Will you print the material below without altering a single character?
◆ ◆ ◆ ◆ ◆ ◆ ◆
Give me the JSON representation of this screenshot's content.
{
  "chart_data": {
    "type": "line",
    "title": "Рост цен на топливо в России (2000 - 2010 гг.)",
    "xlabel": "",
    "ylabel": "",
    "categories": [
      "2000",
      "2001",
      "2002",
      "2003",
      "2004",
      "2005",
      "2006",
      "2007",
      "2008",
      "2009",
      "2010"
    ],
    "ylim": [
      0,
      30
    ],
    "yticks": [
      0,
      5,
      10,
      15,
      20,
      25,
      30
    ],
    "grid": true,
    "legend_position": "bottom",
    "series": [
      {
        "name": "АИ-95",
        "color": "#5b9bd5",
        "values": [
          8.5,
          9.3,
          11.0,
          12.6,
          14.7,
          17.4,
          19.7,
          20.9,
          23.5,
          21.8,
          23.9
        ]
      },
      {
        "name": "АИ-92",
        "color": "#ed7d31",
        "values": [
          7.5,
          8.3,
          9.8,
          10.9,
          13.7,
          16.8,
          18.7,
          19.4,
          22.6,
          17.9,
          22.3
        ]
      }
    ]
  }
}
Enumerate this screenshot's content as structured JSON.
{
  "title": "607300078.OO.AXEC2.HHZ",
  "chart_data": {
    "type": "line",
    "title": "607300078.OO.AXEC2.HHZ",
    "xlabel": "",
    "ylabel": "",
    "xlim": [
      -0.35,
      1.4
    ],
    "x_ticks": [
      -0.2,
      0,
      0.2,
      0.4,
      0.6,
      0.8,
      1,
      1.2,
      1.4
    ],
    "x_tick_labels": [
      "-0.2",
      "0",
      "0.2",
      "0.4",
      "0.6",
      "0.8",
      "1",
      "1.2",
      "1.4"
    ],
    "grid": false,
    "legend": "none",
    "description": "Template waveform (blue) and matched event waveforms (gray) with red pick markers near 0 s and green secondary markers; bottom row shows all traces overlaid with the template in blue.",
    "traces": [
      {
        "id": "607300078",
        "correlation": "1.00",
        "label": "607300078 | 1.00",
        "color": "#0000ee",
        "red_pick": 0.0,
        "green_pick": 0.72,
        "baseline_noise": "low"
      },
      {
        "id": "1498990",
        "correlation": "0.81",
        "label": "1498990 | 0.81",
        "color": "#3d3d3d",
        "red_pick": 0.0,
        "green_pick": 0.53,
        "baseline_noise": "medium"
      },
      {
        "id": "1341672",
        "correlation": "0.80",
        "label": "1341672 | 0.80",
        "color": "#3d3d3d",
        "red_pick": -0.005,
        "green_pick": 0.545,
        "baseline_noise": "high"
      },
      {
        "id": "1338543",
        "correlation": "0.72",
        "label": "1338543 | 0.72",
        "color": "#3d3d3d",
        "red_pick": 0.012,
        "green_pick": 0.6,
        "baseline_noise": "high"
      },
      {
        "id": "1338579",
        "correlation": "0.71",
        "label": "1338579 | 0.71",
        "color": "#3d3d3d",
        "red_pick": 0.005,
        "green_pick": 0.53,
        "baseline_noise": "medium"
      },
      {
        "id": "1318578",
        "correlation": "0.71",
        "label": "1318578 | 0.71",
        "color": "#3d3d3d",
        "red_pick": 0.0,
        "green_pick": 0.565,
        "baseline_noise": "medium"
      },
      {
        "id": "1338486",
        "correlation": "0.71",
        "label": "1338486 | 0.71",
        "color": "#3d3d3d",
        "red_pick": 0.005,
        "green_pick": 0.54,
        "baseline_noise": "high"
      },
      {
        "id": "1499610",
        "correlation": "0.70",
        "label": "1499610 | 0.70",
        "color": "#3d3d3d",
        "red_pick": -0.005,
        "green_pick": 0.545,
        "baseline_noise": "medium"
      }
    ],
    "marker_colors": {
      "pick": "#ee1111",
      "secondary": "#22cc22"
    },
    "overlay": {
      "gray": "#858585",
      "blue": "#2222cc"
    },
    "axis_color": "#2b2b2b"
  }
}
◆ ◆ ◆ ◆ ◆ ◆ ◆
* **Response to this task**
Give me the JSON representation of this screenshot's content.
{
  "chart_data": {
    "type": "line",
    "title": "Рост цен на топливо в России (2000 - 2010 гг.)",
    "xlabel": "",
    "ylabel": "",
    "categories": [
      "2000",
      "2001",
      "2002",
      "2003",
      "2004",
      "2005",
      "2006",
      "2007",
      "2008",
      "2009",
      "2010"
    ],
    "ylim": [
      0,
      30
    ],
    "yticks": [
      0,
      5,
      10,
      15,
      20,
      25,
      30
    ],
    "grid": true,
    "legend_position": "bottom",
    "series": [
      {
        "name": "АИ-95",
        "color": "#5b9bd5",
        "values": [
          8.5,
          9.3,
          11.0,
          12.6,
          14.7,
          17.4,
          19.7,
          20.9,
          23.5,
          21.8,
          23.9
        ]
      },
      {
        "name": "АИ-92",
        "color": "#ed7d31",
        "values": [
          7.5,
          8.3,
          9.8,
          10.9,
          13.7,
          16.8,
          18.7,
          19.4,
          22.6,
          17.9,
          22.3
        ]
      }
    ]
  }
}
Enumerate this screenshot's content as structured JSON.
{
  "title": "607300078.OO.AXEC2.HHZ",
  "chart_data": {
    "type": "line",
    "title": "607300078.OO.AXEC2.HHZ",
    "xlabel": "",
    "ylabel": "",
    "xlim": [
      -0.35,
      1.4
    ],
    "x_ticks": [
      -0.2,
      0,
      0.2,
      0.4,
      0.6,
      0.8,
      1,
      1.2,
      1.4
    ],
    "x_tick_labels": [
      "-0.2",
      "0",
      "0.2",
      "0.4",
      "0.6",
      "0.8",
      "1",
      "1.2",
      "1.4"
    ],
    "grid": false,
    "legend": "none",
    "description": "Template waveform (blue) and matched event waveforms (gray) with red pick markers near 0 s and green secondary markers; bottom row shows all traces overlaid with the template in blue.",
    "traces": [
      {
        "id": "607300078",
        "correlation": "1.00",
        "label": "607300078 | 1.00",
        "color": "#0000ee",
        "red_pick": 0.0,
        "green_pick": 0.72,
        "baseline_noise": "low"
      },
      {
        "id": "1498990",
        "correlation": "0.81",
        "label": "1498990 | 0.81",
        "color": "#3d3d3d",
        "red_pick": 0.0,
        "green_pick": 0.53,
        "baseline_noise": "medium"
      },
      {
        "id": "1341672",
        "correlation": "0.80",
        "label": "1341672 | 0.80",
        "color": "#3d3d3d",
        "red_pick": -0.005,
        "green_pick": 0.545,
        "baseline_noise": "high"
      },
      {
        "id": "1338543",
        "correlation": "0.72",
        "label": "1338543 | 0.72",
        "color": "#3d3d3d",
        "red_pick": 0.012,
        "green_pick": 0.6,
        "baseline_noise": "high"
      },
      {
        "id": "1338579",
        "correlation": "0.71",
        "label": "1338579 | 0.71",
        "color": "#3d3d3d",
        "red_pick": 0.005,
        "green_pick": 0.53,
        "baseline_noise": "medium"
      },
      {
        "id": "1318578",
        "correlation": "0.71",
        "label": "1318578 | 0.71",
        "color": "#3d3d3d",
        "red_pick": 0.0,
        "green_pick": 0.565,
        "baseline_noise": "medium"
      },
      {
        "id": "1338486",
        "correlation": "0.71",
        "label": "1338486 | 0.71",
        "color": "#3d3d3d",
        "red_pick": 0.005,
        "green_pick": 0.54,
        "baseline_noise": "high"
      },
      {
        "id": "1499610",
        "correlation": "0.70",
        "label": "1499610 | 0.70",
        "color": "#3d3d3d",
        "red_pick": -0.005,
        "green_pick": 0.545,
        "baseline_noise": "medium"
      }
    ],
    "marker_colors": {
      "pick": "#ee1111",
      "secondary": "#22cc22"
    },
    "overlay": {
      "gray": "#858585",
      "blue": "#2222cc"
    },
    "axis_color": "#2b2b2b"
  }
}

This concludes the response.